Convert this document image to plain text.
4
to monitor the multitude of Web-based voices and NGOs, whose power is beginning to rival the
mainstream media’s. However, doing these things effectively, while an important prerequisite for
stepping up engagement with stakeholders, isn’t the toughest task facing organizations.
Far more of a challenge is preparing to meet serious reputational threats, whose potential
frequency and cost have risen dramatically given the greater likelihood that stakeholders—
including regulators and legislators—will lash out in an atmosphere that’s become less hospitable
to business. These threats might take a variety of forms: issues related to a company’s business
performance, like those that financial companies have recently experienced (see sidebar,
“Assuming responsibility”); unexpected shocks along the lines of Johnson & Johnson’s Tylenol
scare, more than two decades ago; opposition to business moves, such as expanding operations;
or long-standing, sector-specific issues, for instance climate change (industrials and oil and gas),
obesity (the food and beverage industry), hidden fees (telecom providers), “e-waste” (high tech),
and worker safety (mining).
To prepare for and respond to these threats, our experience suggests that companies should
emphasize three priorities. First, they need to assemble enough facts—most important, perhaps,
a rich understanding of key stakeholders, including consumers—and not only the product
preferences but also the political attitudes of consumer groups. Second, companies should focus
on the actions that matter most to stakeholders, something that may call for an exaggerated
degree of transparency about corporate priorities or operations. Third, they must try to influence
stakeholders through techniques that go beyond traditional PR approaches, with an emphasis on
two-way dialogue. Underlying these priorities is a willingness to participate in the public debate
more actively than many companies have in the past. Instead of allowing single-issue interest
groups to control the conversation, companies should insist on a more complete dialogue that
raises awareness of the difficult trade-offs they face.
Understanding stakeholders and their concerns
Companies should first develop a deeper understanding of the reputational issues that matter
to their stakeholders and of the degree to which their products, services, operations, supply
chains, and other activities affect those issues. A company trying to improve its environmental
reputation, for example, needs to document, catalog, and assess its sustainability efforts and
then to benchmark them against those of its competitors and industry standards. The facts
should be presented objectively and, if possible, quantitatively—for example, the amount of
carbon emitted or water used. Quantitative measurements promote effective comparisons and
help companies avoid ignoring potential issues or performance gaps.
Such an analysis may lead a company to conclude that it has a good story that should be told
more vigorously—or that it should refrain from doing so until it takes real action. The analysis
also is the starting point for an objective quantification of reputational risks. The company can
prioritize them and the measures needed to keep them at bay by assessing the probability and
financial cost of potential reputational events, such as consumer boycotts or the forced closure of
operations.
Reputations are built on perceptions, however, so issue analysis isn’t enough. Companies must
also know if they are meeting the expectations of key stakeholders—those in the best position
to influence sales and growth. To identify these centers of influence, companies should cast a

■ Short exercise ■
Recopy the whole listing exactly.

■ Problem solution ■
Convert this document image to plain text.
4
to monitor the multitude of Web-based voices and NGOs, whose power is beginning to rival the
mainstream media’s. However, doing these things effectively, while an important prerequisite for
stepping up engagement with stakeholders, isn’t the toughest task facing organizations.
Far more of a challenge is preparing to meet serious reputational threats, whose potential
frequency and cost have risen dramatically given the greater likelihood that stakeholders—
including regulators and legislators—will lash out in an atmosphere that’s become less hospitable
to business. These threats might take a variety of forms: issues related to a company’s business
performance, like those that financial companies have recently experienced (see sidebar,
“Assuming responsibility”); unexpected shocks along the lines of Johnson & Johnson’s Tylenol
scare, more than two decades ago; opposition to business moves, such as expanding operations;
or long-standing, sector-specific issues, for instance climate change (industrials and oil and gas),
obesity (the food and beverage industry), hidden fees (telecom providers), “e-waste” (high tech),
and worker safety (mining).
To prepare for and respond to these threats, our experience suggests that companies should
emphasize three priorities. First, they need to assemble enough facts—most important, perhaps,
a rich understanding of key stakeholders, including consumers—and not only the product
preferences but also the political attitudes of consumer groups. Second, companies should focus
on the actions that matter most to stakeholders, something that may call for an exaggerated
degree of transparency about corporate priorities or operations. Third, they must try to influence
stakeholders through techniques that go beyond traditional PR approaches, with an emphasis on
two-way dialogue. Underlying these priorities is a willingness to participate in the public debate
more actively than many companies have in the past. Instead of allowing single-issue interest
groups to control the conversation, companies should insist on a more complete dialogue that
raises awareness of the difficult trade-offs they face.
Understanding stakeholders and their concerns
Companies should first develop a deeper understanding of the reputational issues that matter
to their stakeholders and of the degree to which their products, services, operations, supply
chains, and other activities affect those issues. A company trying to improve its environmental
reputation, for example, needs to document, catalog, and assess its sustainability efforts and
then to benchmark them against those of its competitors and industry standards. The facts
should be presented objectively and, if possible, quantitatively—for example, the amount of
carbon emitted or water used. Quantitative measurements promote effective comparisons and
help companies avoid ignoring potential issues or performance gaps.
Such an analysis may lead a company to conclude that it has a good story that should be told
more vigorously—or that it should refrain from doing so until it takes real action. The analysis
also is the starting point for an objective quantification of reputational risks. The company can
prioritize them and the measures needed to keep them at bay by assessing the probability and
financial cost of potential reputational events, such as consumer boycotts or the forced closure of
operations.
Reputations are built on perceptions, however, so issue analysis isn’t enough. Companies must
also know if they are meeting the expectations of key stakeholders—those in the best position
to influence sales and growth. To identify these centers of influence, companies should cast a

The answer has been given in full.